• **TASK TO CARRY OUT**: Reproduce each of the lines word for word.

= = = =

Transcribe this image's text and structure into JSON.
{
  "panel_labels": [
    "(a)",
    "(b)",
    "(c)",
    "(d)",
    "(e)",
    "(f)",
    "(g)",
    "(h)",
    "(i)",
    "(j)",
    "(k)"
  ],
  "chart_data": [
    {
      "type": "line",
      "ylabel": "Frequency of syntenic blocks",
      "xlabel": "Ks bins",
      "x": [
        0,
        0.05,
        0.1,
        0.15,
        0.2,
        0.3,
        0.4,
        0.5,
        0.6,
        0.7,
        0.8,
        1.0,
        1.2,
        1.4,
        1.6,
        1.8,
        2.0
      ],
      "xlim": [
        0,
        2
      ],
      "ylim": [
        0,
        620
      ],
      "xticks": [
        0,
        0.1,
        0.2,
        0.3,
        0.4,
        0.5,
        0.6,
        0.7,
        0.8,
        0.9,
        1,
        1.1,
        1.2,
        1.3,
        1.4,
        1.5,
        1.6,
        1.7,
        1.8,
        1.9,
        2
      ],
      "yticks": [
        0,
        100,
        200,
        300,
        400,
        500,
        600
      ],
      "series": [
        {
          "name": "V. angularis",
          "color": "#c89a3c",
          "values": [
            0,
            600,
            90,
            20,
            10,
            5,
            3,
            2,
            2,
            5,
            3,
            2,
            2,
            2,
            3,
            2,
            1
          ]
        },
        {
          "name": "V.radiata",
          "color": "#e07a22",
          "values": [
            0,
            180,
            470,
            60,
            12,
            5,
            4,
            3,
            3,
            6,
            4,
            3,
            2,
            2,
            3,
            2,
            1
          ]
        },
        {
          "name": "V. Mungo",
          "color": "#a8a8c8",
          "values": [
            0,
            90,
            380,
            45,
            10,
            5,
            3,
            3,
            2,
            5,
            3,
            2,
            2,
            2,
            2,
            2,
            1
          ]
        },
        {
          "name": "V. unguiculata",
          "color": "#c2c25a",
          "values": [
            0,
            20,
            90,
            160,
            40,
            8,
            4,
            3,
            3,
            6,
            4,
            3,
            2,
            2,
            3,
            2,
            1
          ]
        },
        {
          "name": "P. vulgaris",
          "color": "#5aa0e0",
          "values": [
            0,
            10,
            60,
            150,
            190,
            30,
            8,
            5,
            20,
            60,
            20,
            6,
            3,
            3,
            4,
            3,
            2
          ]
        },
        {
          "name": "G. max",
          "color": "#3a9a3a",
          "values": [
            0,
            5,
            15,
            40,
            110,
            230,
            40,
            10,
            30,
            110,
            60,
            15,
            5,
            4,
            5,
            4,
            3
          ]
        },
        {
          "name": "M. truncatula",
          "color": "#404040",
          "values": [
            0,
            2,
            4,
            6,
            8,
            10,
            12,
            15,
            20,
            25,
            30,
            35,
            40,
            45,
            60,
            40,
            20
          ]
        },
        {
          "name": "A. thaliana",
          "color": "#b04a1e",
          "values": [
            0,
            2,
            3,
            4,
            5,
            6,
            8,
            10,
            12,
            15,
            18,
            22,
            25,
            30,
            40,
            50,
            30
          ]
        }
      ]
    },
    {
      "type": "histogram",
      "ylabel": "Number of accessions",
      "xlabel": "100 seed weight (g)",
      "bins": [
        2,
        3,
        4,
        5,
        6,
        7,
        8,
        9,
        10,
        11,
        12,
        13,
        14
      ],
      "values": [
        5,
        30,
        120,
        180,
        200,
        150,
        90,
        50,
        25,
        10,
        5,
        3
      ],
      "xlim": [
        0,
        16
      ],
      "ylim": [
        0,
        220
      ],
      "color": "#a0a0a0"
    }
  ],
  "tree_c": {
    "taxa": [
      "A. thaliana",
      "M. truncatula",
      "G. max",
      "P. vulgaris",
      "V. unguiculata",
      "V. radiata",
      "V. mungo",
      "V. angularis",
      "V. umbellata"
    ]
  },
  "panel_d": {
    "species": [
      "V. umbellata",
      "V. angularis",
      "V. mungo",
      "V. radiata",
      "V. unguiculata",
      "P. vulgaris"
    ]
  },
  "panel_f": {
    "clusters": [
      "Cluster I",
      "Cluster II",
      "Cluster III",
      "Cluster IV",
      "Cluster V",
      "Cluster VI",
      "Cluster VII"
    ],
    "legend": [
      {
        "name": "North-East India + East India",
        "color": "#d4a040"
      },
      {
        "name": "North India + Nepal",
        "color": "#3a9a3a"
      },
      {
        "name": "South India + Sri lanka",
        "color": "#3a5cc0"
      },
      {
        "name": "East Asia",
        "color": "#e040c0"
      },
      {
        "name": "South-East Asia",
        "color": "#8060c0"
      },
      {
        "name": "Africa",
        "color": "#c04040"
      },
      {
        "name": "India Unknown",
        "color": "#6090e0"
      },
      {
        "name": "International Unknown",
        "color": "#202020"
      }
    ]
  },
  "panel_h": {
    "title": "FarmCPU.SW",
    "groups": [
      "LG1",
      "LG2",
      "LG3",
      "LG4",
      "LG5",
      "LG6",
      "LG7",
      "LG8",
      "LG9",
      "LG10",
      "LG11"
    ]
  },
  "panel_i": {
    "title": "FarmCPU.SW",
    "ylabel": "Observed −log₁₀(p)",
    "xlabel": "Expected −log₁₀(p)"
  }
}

= = = =

• **SOLUTION FOR THIS EXERCISE**:
Transcribe this image's text and structure into JSON.
{
  "panel_labels": [
    "(a)",
    "(b)",
    "(c)",
    "(d)",
    "(e)",
    "(f)",
    "(g)",
    "(h)",
    "(i)",
    "(j)",
    "(k)"
  ],
  "chart_data": [
    {
      "type": "line",
      "ylabel": "Frequency of syntenic blocks",
      "xlabel": "Ks bins",
      "x": [
        0,
        0.05,
        0.1,
        0.15,
        0.2,
        0.3,
        0.4,
        0.5,
        0.6,
        0.7,
        0.8,
        1.0,
        1.2,
        1.4,
        1.6,
        1.8,
        2.0
      ],
      "xlim": [
        0,
        2
      ],
      "ylim": [
        0,
        620
      ],
      "xticks": [
        0,
        0.1,
        0.2,
        0.3,
        0.4,
        0.5,
        0.6,
        0.7,
        0.8,
        0.9,
        1,
        1.1,
        1.2,
        1.3,
        1.4,
        1.5,
        1.6,
        1.7,
        1.8,
        1.9,
        2
      ],
      "yticks": [
        0,
        100,
        200,
        300,
        400,
        500,
        600
      ],
      "series": [
        {
          "name": "V. angularis",
          "color": "#c89a3c",
          "values": [
            0,
            600,
            90,
            20,
            10,
            5,
            3,
            2,
            2,
            5,
            3,
            2,
            2,
            2,
            3,
            2,
            1
          ]
        },
        {
          "name": "V.radiata",
          "color": "#e07a22",
          "values": [
            0,
            180,
            470,
            60,
            12,
            5,
            4,
            3,
            3,
            6,
            4,
            3,
            2,
            2,
            3,
            2,
            1
          ]
        },
        {
          "name": "V. Mungo",
          "color": "#a8a8c8",
          "values": [
            0,
            90,
            380,
            45,
            10,
            5,
            3,
            3,
            2,
            5,
            3,
            2,
            2,
            2,
            2,
            2,
            1
          ]
        },
        {
          "name": "V. unguiculata",
          "color": "#c2c25a",
          "values": [
            0,
            20,
            90,
            160,
            40,
            8,
            4,
            3,
            3,
            6,
            4,
            3,
            2,
            2,
            3,
            2,
            1
          ]
        },
        {
          "name": "P. vulgaris",
          "color": "#5aa0e0",
          "values": [
            0,
            10,
            60,
            150,
            190,
            30,
            8,
            5,
            20,
            60,
            20,
            6,
            3,
            3,
            4,
            3,
            2
          ]
        },
        {
          "name": "G. max",
          "color": "#3a9a3a",
          "values": [
            0,
            5,
            15,
            40,
            110,
            230,
            40,
            10,
            30,
            110,
            60,
            15,
            5,
            4,
            5,
            4,
            3
          ]
        },
        {
          "name": "M. truncatula",
          "color": "#404040",
          "values": [
            0,
            2,
            4,
            6,
            8,
            10,
            12,
            15,
            20,
            25,
            30,
            35,
            40,
            45,
            60,
            40,
            20
          ]
        },
        {
          "name": "A. thaliana",
          "color": "#b04a1e",
          "values": [
            0,
            2,
            3,
            4,
            5,
            6,
            8,
            10,
            12,
            15,
            18,
            22,
            25,
            30,
            40,
            50,
            30
          ]
        }
      ]
    },
    {
      "type": "histogram",
      "ylabel": "Number of accessions",
      "xlabel": "100 seed weight (g)",
      "bins": [
        2,
        3,
        4,
        5,
        6,
        7,
        8,
        9,
        10,
        11,
        12,
        13,
        14
      ],
      "values": [
        5,
        30,
        120,
        180,
        200,
        150,
        90,
        50,
        25,
        10,
        5,
        3
      ],
      "xlim": [
        0,
        16
      ],
      "ylim": [
        0,
        220
      ],
      "color": "#a0a0a0"
    }
  ],
  "tree_c": {
    "taxa": [
      "A. thaliana",
      "M. truncatula",
      "G. max",
      "P. vulgaris",
      "V. unguiculata",
      "V. radiata",
      "V. mungo",
      "V. angularis",
      "V. umbellata"
    ]
  },
  "panel_d": {
    "species": [
      "V. umbellata",
      "V. angularis",
      "V. mungo",
      "V. radiata",
      "V. unguiculata",
      "P. vulgaris"
    ]
  },
  "panel_f": {
    "clusters": [
      "Cluster I",
      "Cluster II",
      "Cluster III",
      "Cluster IV",
      "Cluster V",
      "Cluster VI",
      "Cluster VII"
    ],
    "legend": [
      {
        "name": "North-East India + East India",
        "color": "#d4a040"
      },
      {
        "name": "North India + Nepal",
        "color": "#3a9a3a"
      },
      {
        "name": "South India + Sri lanka",
        "color": "#3a5cc0"
      },
      {
        "name": "East Asia",
        "color": "#e040c0"
      },
      {
        "name": "South-East Asia",
        "color": "#8060c0"
      },
      {
        "name": "Africa",
        "color": "#c04040"
      },
      {
        "name": "India Unknown",
        "color": "#6090e0"
      },
      {
        "name": "International Unknown",
        "color": "#202020"
      }
    ]
  },
  "panel_h": {
    "title": "FarmCPU.SW",
    "groups": [
      "LG1",
      "LG2",
      "LG3",
      "LG4",
      "LG5",
      "LG6",
      "LG7",
      "LG8",
      "LG9",
      "LG10",
      "LG11"
    ]
  },
  "panel_i": {
    "title": "FarmCPU.SW",
    "ylabel": "Observed −log₁₀(p)",
    "xlabel": "Expected −log₁₀(p)"
  }
}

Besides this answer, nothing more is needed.